*** Data

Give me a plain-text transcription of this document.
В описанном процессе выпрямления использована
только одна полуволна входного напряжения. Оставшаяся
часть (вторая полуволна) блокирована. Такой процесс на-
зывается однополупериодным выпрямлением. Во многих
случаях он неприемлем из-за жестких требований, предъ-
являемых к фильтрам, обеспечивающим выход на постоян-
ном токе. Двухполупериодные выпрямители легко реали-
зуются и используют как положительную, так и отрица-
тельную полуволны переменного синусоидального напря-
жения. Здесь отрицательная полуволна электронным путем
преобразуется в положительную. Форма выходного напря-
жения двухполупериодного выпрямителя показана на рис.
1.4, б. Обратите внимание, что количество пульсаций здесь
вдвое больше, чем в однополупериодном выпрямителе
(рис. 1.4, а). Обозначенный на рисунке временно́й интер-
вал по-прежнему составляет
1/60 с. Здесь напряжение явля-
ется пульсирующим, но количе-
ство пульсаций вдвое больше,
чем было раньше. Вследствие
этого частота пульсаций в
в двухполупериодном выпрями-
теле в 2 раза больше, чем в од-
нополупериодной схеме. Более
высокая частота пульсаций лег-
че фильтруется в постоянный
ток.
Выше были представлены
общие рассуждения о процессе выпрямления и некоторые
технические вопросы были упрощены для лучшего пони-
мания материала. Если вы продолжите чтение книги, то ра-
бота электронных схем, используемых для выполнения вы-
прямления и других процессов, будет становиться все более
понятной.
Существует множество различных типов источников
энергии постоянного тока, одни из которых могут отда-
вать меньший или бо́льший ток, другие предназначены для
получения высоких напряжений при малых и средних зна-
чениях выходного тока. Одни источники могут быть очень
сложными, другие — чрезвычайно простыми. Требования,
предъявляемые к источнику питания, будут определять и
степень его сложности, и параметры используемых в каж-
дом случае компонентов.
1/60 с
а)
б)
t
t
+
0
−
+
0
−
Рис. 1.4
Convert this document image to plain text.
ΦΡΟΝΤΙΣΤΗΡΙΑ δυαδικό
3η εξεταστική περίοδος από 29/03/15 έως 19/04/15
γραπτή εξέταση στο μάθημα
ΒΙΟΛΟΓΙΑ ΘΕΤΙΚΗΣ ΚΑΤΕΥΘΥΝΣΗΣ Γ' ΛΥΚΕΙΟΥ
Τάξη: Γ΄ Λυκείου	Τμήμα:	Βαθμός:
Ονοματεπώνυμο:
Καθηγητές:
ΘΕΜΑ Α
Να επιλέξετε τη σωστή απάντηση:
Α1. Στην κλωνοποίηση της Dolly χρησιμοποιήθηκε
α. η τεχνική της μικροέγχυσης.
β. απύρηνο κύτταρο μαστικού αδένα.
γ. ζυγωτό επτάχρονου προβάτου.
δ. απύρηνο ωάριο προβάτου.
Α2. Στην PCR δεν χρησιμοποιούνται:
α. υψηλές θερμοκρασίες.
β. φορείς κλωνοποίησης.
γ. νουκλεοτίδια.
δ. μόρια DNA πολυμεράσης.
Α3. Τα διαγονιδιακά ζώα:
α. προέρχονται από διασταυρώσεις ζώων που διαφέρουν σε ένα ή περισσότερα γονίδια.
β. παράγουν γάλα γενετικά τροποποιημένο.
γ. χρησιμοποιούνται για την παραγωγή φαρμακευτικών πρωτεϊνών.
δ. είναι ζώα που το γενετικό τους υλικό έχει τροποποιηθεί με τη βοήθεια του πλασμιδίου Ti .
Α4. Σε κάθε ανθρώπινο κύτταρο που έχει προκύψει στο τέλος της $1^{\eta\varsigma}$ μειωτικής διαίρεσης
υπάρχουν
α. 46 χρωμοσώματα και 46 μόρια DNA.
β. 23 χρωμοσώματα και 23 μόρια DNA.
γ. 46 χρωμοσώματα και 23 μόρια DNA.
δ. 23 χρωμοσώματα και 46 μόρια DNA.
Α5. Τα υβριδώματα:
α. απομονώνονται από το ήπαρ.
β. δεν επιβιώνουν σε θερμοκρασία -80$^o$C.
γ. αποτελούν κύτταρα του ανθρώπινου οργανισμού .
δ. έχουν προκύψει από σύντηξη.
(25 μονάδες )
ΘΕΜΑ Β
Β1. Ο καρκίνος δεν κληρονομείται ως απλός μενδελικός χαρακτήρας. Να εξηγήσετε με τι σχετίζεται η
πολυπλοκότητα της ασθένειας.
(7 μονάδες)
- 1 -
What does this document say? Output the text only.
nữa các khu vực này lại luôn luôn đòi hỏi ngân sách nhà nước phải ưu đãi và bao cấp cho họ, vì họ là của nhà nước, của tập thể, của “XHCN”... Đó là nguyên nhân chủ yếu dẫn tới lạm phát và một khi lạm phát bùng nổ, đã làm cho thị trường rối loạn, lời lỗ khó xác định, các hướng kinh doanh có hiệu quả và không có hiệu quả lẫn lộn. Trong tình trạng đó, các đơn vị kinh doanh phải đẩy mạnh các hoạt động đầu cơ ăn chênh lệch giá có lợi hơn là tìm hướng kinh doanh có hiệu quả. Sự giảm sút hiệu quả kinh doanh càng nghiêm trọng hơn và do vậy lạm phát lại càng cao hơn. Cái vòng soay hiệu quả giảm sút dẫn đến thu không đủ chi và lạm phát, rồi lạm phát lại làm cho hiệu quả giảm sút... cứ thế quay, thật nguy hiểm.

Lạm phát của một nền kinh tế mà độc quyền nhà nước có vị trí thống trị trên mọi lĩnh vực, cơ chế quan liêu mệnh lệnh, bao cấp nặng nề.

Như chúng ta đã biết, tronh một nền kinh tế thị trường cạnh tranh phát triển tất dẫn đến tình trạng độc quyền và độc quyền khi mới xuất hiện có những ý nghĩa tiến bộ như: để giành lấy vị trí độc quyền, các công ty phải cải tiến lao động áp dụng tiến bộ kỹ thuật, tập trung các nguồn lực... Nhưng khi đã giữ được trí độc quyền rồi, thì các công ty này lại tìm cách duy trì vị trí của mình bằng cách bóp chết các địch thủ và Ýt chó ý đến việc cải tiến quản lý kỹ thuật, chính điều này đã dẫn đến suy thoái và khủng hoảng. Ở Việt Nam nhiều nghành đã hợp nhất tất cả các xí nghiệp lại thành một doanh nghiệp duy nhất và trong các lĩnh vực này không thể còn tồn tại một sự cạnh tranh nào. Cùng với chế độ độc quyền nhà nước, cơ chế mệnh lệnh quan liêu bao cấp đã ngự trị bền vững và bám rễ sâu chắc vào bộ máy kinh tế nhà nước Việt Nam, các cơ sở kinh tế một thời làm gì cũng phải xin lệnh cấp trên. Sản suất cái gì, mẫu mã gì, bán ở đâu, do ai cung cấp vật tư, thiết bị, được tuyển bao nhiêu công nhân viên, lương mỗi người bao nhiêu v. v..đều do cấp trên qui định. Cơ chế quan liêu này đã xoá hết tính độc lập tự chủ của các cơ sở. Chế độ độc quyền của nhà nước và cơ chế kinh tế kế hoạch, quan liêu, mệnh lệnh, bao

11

******

Stated exercise
Reproduce all the data word for word.

Expected answer
Give me a plain-text transcription of this document.
В описанном процессе выпрямления использована
только одна полуволна входного напряжения. Оставшаяся
часть (вторая полуволна) блокирована. Такой процесс на-
зывается однополупериодным выпрямлением. Во многих
случаях он неприемлем из-за жестких требований, предъ-
являемых к фильтрам, обеспечивающим выход на постоян-
ном токе. Двухполупериодные выпрямители легко реали-
зуются и используют как положительную, так и отрица-
тельную полуволны переменного синусоидального напря-
жения. Здесь отрицательная полуволна электронным путем
преобразуется в положительную. Форма выходного напря-
жения двухполупериодного выпрямителя показана на рис.
1.4, б. Обратите внимание, что количество пульсаций здесь
вдвое больше, чем в однополупериодном выпрямителе
(рис. 1.4, а). Обозначенный на рисунке временно́й интер-
вал по-прежнему составляет
1/60 с. Здесь напряжение явля-
ется пульсирующим, но количе-
ство пульсаций вдвое больше,
чем было раньше. Вследствие
этого частота пульсаций в
в двухполупериодном выпрями-
теле в 2 раза больше, чем в од-
нополупериодной схеме. Более
высокая частота пульсаций лег-
че фильтруется в постоянный
ток.
Выше были представлены
общие рассуждения о процессе выпрямления и некоторые
технические вопросы были упрощены для лучшего пони-
мания материала. Если вы продолжите чтение книги, то ра-
бота электронных схем, используемых для выполнения вы-
прямления и других процессов, будет становиться все более
понятной.
Существует множество различных типов источников
энергии постоянного тока, одни из которых могут отда-
вать меньший или бо́льший ток, другие предназначены для
получения высоких напряжений при малых и средних зна-
чениях выходного тока. Одни источники могут быть очень
сложными, другие — чрезвычайно простыми. Требования,
предъявляемые к источнику питания, будут определять и
степень его сложности, и параметры используемых в каж-
дом случае компонентов.
1/60 с
а)
б)
t
t
+
0
−
+
0
−
Рис. 1.4
Convert this document image to plain text.
ΦΡΟΝΤΙΣΤΗΡΙΑ δυαδικό
3η εξεταστική περίοδος από 29/03/15 έως 19/04/15
γραπτή εξέταση στο μάθημα
ΒΙΟΛΟΓΙΑ ΘΕΤΙΚΗΣ ΚΑΤΕΥΘΥΝΣΗΣ Γ' ΛΥΚΕΙΟΥ
Τάξη: Γ΄ Λυκείου	Τμήμα:	Βαθμός:
Ονοματεπώνυμο:
Καθηγητές:
ΘΕΜΑ Α
Να επιλέξετε τη σωστή απάντηση:
Α1. Στην κλωνοποίηση της Dolly χρησιμοποιήθηκε
α. η τεχνική της μικροέγχυσης.
β. απύρηνο κύτταρο μαστικού αδένα.
γ. ζυγωτό επτάχρονου προβάτου.
δ. απύρηνο ωάριο προβάτου.
Α2. Στην PCR δεν χρησιμοποιούνται:
α. υψηλές θερμοκρασίες.
β. φορείς κλωνοποίησης.
γ. νουκλεοτίδια.
δ. μόρια DNA πολυμεράσης.
Α3. Τα διαγονιδιακά ζώα:
α. προέρχονται από διασταυρώσεις ζώων που διαφέρουν σε ένα ή περισσότερα γονίδια.
β. παράγουν γάλα γενετικά τροποποιημένο.
γ. χρησιμοποιούνται για την παραγωγή φαρμακευτικών πρωτεϊνών.
δ. είναι ζώα που το γενετικό τους υλικό έχει τροποποιηθεί με τη βοήθεια του πλασμιδίου Ti .
Α4. Σε κάθε ανθρώπινο κύτταρο που έχει προκύψει στο τέλος της $1^{\eta\varsigma}$ μειωτικής διαίρεσης
υπάρχουν
α. 46 χρωμοσώματα και 46 μόρια DNA.
β. 23 χρωμοσώματα και 23 μόρια DNA.
γ. 46 χρωμοσώματα και 23 μόρια DNA.
δ. 23 χρωμοσώματα και 46 μόρια DNA.
Α5. Τα υβριδώματα:
α. απομονώνονται από το ήπαρ.
β. δεν επιβιώνουν σε θερμοκρασία -80$^o$C.
γ. αποτελούν κύτταρα του ανθρώπινου οργανισμού .
δ. έχουν προκύψει από σύντηξη.
(25 μονάδες )
ΘΕΜΑ Β
Β1. Ο καρκίνος δεν κληρονομείται ως απλός μενδελικός χαρακτήρας. Να εξηγήσετε με τι σχετίζεται η
πολυπλοκότητα της ασθένειας.
(7 μονάδες)
- 1 -
What does this document say? Output the text only.
nữa các khu vực này lại luôn luôn đòi hỏi ngân sách nhà nước phải ưu đãi và bao cấp cho họ, vì họ là của nhà nước, của tập thể, của “XHCN”... Đó là nguyên nhân chủ yếu dẫn tới lạm phát và một khi lạm phát bùng nổ, đã làm cho thị trường rối loạn, lời lỗ khó xác định, các hướng kinh doanh có hiệu quả và không có hiệu quả lẫn lộn. Trong tình trạng đó, các đơn vị kinh doanh phải đẩy mạnh các hoạt động đầu cơ ăn chênh lệch giá có lợi hơn là tìm hướng kinh doanh có hiệu quả. Sự giảm sút hiệu quả kinh doanh càng nghiêm trọng hơn và do vậy lạm phát lại càng cao hơn. Cái vòng soay hiệu quả giảm sút dẫn đến thu không đủ chi và lạm phát, rồi lạm phát lại làm cho hiệu quả giảm sút... cứ thế quay, thật nguy hiểm.

Lạm phát của một nền kinh tế mà độc quyền nhà nước có vị trí thống trị trên mọi lĩnh vực, cơ chế quan liêu mệnh lệnh, bao cấp nặng nề.

Như chúng ta đã biết, tronh một nền kinh tế thị trường cạnh tranh phát triển tất dẫn đến tình trạng độc quyền và độc quyền khi mới xuất hiện có những ý nghĩa tiến bộ như: để giành lấy vị trí độc quyền, các công ty phải cải tiến lao động áp dụng tiến bộ kỹ thuật, tập trung các nguồn lực... Nhưng khi đã giữ được trí độc quyền rồi, thì các công ty này lại tìm cách duy trì vị trí của mình bằng cách bóp chết các địch thủ và Ýt chó ý đến việc cải tiến quản lý kỹ thuật, chính điều này đã dẫn đến suy thoái và khủng hoảng. Ở Việt Nam nhiều nghành đã hợp nhất tất cả các xí nghiệp lại thành một doanh nghiệp duy nhất và trong các lĩnh vực này không thể còn tồn tại một sự cạnh tranh nào. Cùng với chế độ độc quyền nhà nước, cơ chế mệnh lệnh quan liêu bao cấp đã ngự trị bền vững và bám rễ sâu chắc vào bộ máy kinh tế nhà nước Việt Nam, các cơ sở kinh tế một thời làm gì cũng phải xin lệnh cấp trên. Sản suất cái gì, mẫu mã gì, bán ở đâu, do ai cung cấp vật tư, thiết bị, được tuyển bao nhiêu công nhân viên, lương mỗi người bao nhiêu v. v..đều do cấp trên qui định. Cơ chế quan liêu này đã xoá hết tính độc lập tự chủ của các cơ sở. Chế độ độc quyền của nhà nước và cơ chế kinh tế kế hoạch, quan liêu, mệnh lệnh, bao

11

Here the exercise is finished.